■ THE PROBLEM:
Search the records below for the string "this" and copy each line where it turns up.

■ DATASET EXCERPTS:
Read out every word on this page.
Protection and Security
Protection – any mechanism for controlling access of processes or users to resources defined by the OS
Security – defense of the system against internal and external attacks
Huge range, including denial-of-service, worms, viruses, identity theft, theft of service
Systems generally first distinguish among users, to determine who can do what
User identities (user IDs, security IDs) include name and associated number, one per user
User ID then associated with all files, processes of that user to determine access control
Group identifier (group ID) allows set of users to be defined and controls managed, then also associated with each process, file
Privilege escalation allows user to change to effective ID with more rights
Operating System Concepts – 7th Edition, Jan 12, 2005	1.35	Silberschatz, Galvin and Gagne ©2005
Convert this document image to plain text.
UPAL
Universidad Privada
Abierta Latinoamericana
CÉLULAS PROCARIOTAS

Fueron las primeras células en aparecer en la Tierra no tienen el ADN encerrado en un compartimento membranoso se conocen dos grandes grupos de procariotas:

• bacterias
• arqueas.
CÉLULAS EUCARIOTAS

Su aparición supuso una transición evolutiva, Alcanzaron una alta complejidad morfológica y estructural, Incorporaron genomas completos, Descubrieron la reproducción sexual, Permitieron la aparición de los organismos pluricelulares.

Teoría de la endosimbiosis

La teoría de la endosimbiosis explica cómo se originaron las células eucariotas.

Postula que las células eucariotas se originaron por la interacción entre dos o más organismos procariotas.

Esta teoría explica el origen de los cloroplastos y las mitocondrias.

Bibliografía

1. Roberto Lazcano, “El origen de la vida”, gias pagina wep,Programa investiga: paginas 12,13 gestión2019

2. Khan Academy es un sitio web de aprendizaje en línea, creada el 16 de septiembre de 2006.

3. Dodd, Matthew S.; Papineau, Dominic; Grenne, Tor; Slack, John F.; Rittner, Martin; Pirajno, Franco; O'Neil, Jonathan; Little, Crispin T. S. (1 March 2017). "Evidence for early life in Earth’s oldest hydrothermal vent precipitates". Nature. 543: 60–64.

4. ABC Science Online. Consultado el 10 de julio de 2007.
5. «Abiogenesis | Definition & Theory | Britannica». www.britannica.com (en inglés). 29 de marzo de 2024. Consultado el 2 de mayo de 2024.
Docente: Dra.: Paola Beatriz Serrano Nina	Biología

■ RESPONSE AREA:
Read out every word on this page.
Convert this document image to plain text.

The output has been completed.